TASK DESCRIPTION = Reproduce the records below in their entirety, character for character.

(Extracted data entries)

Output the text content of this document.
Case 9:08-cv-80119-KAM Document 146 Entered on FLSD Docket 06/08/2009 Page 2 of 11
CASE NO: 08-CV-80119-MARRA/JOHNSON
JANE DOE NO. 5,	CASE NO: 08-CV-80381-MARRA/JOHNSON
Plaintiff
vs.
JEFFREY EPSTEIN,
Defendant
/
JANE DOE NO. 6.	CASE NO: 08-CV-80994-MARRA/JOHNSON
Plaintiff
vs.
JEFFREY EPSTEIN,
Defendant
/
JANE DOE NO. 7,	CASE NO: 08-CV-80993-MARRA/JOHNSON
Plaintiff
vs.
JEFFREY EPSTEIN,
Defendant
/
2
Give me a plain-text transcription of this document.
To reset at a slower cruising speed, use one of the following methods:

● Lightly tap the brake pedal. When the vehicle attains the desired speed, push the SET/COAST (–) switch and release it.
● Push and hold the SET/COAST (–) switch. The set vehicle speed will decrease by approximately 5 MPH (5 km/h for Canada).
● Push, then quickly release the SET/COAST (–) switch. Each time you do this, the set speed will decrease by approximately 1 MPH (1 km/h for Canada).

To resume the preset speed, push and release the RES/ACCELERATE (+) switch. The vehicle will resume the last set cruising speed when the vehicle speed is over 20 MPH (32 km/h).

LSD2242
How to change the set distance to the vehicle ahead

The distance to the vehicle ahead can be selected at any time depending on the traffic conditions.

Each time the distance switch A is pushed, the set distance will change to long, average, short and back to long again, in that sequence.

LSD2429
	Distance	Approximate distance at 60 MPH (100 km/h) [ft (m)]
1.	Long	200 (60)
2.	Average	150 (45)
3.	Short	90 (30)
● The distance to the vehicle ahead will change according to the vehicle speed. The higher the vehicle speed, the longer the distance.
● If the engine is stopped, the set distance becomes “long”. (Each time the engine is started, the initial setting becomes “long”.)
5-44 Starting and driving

EXERCISE RESPONSE =
Output the text content of this document.
Case 9:08-cv-80119-KAM Document 146 Entered on FLSD Docket 06/08/2009 Page 2 of 11
CASE NO: 08-CV-80119-MARRA/JOHNSON
JANE DOE NO. 5,	CASE NO: 08-CV-80381-MARRA/JOHNSON
Plaintiff
vs.
JEFFREY EPSTEIN,
Defendant
/
JANE DOE NO. 6.	CASE NO: 08-CV-80994-MARRA/JOHNSON
Plaintiff
vs.
JEFFREY EPSTEIN,
Defendant
/
JANE DOE NO. 7,	CASE NO: 08-CV-80993-MARRA/JOHNSON
Plaintiff
vs.
JEFFREY EPSTEIN,
Defendant
/
2
Give me a plain-text transcription of this document.
To reset at a slower cruising speed, use one of the following methods:

● Lightly tap the brake pedal. When the vehicle attains the desired speed, push the SET/COAST (–) switch and release it.
● Push and hold the SET/COAST (–) switch. The set vehicle speed will decrease by approximately 5 MPH (5 km/h for Canada).
● Push, then quickly release the SET/COAST (–) switch. Each time you do this, the set speed will decrease by approximately 1 MPH (1 km/h for Canada).

To resume the preset speed, push and release the RES/ACCELERATE (+) switch. The vehicle will resume the last set cruising speed when the vehicle speed is over 20 MPH (32 km/h).

LSD2242
How to change the set distance to the vehicle ahead

The distance to the vehicle ahead can be selected at any time depending on the traffic conditions.

Each time the distance switch A is pushed, the set distance will change to long, average, short and back to long again, in that sequence.

LSD2429
	Distance	Approximate distance at 60 MPH (100 km/h) [ft (m)]
1.	Long	200 (60)
2.	Average	150 (45)
3.	Short	90 (30)
● The distance to the vehicle ahead will change according to the vehicle speed. The higher the vehicle speed, the longer the distance.
● If the engine is stopped, the set distance becomes “long”. (Each time the engine is started, the initial setting becomes “long”.)
5-44 Starting and driving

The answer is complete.